** Start MATERIAL SHOWN **

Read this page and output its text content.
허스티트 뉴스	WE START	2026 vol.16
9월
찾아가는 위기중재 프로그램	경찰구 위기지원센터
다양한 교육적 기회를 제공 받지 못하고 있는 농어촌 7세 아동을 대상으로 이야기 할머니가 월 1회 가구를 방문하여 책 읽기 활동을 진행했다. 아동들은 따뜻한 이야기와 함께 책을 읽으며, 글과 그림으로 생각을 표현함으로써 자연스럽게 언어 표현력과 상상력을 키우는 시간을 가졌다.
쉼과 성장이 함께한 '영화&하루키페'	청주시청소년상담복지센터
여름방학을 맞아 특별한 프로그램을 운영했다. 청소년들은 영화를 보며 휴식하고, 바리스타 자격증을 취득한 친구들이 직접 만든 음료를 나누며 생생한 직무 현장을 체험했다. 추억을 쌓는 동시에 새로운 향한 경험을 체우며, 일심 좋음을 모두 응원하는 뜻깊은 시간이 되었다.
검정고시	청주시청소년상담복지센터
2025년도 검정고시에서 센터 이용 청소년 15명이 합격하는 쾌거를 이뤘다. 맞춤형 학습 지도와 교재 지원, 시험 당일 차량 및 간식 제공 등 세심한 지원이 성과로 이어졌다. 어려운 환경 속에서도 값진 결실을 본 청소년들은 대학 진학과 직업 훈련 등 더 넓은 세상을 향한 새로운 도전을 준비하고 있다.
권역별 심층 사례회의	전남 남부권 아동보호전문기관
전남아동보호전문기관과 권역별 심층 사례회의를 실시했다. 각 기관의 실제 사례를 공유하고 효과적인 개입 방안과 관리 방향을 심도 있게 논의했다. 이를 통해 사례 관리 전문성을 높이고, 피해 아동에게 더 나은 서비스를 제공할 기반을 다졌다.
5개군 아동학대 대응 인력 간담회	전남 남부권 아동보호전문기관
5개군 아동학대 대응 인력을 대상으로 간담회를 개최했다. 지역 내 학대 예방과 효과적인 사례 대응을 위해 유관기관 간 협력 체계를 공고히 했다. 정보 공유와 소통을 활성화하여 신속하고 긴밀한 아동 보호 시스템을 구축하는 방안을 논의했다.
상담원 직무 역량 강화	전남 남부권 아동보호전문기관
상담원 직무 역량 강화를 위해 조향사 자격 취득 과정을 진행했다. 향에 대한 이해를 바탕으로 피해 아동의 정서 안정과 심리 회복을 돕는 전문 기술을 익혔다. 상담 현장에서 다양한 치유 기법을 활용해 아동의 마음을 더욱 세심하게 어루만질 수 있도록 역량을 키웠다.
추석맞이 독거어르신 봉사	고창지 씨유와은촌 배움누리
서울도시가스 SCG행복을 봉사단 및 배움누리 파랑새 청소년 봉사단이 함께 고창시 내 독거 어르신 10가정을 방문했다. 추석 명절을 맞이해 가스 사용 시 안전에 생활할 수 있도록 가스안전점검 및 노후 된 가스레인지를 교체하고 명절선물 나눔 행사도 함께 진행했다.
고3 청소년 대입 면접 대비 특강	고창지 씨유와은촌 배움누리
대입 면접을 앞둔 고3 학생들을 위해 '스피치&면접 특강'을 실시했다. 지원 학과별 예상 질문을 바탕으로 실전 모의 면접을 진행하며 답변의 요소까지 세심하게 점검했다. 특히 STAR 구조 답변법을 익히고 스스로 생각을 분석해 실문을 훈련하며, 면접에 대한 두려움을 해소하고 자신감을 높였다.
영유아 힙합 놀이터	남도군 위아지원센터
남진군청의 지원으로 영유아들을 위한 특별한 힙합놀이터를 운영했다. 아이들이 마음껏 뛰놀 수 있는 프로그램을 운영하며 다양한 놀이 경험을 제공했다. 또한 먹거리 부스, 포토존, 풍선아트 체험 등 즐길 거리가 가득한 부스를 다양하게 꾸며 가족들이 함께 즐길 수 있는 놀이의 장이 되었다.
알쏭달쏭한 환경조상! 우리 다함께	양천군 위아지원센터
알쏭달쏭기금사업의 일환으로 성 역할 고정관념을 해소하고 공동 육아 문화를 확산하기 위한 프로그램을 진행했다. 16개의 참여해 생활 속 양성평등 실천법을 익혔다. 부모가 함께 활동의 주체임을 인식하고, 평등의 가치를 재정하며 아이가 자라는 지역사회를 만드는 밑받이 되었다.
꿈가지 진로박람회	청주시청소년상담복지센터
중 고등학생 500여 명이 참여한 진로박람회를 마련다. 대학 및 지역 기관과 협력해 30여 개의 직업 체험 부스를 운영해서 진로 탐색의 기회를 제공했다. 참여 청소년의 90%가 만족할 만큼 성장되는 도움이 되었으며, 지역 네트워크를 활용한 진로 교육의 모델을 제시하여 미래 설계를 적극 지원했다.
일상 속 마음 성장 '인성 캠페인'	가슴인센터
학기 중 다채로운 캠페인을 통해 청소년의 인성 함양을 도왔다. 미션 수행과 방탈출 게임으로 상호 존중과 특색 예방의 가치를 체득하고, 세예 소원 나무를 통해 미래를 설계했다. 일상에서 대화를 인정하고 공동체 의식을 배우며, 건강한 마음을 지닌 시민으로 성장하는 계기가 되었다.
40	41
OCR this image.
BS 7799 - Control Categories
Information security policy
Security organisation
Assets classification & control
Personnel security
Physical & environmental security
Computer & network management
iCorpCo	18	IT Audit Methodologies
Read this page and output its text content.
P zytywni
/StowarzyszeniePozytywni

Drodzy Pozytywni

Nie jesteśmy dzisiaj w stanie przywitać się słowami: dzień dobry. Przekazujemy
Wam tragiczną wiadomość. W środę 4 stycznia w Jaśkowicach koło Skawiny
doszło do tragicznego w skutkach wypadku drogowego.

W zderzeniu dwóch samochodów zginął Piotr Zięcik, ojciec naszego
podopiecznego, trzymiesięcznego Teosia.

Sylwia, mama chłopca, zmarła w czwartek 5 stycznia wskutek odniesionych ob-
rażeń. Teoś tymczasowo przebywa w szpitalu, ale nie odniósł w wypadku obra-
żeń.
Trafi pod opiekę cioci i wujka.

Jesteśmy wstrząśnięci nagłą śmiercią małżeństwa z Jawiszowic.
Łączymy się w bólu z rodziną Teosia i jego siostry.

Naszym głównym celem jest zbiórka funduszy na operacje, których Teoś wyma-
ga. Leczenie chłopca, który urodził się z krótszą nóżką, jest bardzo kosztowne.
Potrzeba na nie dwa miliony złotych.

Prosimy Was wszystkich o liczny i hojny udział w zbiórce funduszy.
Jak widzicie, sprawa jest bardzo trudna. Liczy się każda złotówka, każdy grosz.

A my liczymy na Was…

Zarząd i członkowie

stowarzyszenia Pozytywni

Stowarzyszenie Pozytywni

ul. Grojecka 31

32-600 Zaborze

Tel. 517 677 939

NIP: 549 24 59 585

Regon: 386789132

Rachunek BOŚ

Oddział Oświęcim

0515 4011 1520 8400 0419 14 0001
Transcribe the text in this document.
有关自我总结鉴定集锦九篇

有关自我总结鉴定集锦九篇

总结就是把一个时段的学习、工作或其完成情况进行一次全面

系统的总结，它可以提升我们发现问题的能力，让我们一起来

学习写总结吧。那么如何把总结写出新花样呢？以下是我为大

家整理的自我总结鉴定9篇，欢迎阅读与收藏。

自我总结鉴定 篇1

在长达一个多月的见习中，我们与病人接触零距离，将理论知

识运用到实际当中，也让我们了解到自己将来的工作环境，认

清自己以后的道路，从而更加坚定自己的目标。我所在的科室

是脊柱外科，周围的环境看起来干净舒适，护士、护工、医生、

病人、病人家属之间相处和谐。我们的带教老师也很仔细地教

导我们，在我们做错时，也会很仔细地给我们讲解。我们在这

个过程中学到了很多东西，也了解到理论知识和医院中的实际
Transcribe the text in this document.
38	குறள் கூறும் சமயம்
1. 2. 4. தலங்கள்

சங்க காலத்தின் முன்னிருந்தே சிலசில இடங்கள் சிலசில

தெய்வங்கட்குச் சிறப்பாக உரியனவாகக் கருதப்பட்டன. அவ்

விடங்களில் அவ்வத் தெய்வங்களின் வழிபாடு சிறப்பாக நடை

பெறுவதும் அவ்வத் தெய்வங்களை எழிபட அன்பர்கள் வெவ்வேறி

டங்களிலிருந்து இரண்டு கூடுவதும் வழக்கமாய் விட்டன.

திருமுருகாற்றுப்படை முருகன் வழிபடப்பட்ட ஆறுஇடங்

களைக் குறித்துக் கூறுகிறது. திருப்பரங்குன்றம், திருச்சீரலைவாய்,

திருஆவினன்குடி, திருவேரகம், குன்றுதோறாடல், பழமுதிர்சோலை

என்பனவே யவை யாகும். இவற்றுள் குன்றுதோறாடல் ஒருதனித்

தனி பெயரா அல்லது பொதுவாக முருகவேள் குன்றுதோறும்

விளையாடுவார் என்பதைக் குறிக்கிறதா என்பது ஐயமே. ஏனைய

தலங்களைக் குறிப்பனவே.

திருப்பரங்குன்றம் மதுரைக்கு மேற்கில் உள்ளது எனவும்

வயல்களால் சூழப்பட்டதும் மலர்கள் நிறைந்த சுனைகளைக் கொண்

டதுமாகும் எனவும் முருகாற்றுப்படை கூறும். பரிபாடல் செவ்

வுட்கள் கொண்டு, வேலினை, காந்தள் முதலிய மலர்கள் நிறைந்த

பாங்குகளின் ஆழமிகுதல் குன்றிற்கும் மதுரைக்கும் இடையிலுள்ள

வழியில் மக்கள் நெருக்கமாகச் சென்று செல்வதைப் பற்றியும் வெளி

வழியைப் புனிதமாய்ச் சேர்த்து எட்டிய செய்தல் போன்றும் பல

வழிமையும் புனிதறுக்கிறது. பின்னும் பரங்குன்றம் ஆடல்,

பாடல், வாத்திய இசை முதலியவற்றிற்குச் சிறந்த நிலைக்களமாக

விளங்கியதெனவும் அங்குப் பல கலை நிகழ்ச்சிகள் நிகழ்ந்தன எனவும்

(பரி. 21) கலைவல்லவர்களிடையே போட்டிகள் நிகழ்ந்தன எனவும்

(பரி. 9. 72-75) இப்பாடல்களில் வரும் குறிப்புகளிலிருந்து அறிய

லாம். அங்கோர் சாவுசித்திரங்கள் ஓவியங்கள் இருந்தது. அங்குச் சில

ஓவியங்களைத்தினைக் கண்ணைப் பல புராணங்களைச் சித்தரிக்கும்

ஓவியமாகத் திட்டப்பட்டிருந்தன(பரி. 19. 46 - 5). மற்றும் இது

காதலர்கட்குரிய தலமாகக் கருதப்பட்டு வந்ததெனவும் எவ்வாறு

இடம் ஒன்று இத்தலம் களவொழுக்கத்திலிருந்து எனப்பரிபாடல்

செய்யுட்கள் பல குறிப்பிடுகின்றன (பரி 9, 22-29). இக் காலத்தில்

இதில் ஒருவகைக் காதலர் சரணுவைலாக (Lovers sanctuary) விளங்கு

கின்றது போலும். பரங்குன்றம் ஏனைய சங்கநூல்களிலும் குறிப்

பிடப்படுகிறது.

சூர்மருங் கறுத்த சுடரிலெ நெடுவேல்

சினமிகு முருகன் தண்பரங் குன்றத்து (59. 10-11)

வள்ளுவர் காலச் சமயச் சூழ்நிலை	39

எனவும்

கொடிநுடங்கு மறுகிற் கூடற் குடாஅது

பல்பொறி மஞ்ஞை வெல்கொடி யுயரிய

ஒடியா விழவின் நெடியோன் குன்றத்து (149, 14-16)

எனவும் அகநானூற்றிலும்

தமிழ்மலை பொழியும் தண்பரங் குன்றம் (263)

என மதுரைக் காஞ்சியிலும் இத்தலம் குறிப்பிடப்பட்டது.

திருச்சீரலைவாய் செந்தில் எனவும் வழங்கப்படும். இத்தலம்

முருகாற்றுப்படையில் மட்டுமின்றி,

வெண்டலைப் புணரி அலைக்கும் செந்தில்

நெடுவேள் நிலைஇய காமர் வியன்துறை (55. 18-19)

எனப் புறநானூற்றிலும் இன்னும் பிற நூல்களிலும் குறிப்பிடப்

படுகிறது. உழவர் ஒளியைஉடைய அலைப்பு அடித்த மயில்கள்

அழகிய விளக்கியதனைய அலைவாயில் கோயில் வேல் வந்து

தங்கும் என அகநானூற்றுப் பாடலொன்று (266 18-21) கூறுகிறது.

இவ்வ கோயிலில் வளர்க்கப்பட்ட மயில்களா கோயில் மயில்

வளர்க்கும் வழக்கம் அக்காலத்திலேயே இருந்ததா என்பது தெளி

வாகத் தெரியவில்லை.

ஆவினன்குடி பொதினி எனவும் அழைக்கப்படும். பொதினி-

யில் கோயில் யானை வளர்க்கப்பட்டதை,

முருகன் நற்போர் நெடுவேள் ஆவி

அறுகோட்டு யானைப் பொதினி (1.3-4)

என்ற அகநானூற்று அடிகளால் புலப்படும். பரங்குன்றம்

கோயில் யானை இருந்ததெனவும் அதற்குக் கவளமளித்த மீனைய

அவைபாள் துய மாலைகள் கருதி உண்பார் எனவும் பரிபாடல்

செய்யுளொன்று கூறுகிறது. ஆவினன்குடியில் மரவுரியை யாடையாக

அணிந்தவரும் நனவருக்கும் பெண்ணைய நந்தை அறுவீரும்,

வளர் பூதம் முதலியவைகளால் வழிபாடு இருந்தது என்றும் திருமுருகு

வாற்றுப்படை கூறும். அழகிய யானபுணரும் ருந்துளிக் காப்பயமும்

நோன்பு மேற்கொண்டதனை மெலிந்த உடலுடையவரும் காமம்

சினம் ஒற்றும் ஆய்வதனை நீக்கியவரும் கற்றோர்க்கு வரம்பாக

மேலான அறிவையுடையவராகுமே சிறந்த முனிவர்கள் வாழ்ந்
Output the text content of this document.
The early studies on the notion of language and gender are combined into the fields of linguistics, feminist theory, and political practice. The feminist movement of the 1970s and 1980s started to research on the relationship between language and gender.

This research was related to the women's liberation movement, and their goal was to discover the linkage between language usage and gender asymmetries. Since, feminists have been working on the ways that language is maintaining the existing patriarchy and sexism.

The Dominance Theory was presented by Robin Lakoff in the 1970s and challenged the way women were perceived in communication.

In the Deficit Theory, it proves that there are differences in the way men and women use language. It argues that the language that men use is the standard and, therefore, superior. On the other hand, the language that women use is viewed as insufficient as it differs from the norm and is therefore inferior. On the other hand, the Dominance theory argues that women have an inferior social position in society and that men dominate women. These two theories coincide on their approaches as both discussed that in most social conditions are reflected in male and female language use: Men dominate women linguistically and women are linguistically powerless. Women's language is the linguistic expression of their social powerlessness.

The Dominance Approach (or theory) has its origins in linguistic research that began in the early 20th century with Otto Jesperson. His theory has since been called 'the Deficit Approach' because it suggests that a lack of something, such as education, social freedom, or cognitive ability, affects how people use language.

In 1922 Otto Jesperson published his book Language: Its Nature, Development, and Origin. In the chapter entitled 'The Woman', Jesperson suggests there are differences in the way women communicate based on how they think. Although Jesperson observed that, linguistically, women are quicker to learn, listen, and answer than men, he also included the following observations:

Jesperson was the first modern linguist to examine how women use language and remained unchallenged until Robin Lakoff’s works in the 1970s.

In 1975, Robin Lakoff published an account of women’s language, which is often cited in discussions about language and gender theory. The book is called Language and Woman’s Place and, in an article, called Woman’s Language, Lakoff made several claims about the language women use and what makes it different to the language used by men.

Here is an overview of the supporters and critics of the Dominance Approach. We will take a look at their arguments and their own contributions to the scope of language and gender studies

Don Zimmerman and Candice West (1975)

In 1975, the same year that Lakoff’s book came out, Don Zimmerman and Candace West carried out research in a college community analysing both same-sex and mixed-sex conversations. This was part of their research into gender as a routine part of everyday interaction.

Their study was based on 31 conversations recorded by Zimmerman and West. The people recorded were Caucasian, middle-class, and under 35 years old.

** End MATERIAL SHOWN **

- **EXERCISE BRIEF**:
Copy all lines from the material that hold "chłopca".

- **ANSWER TO THE TASK**:
Sylwia, mama chłopca, zmarła w czwartek 5 stycznia wskutek odniesionych ob-
ga. Leczenie chłopca, który urodził się z krótszą nóżką, jest bardzo kosztowne.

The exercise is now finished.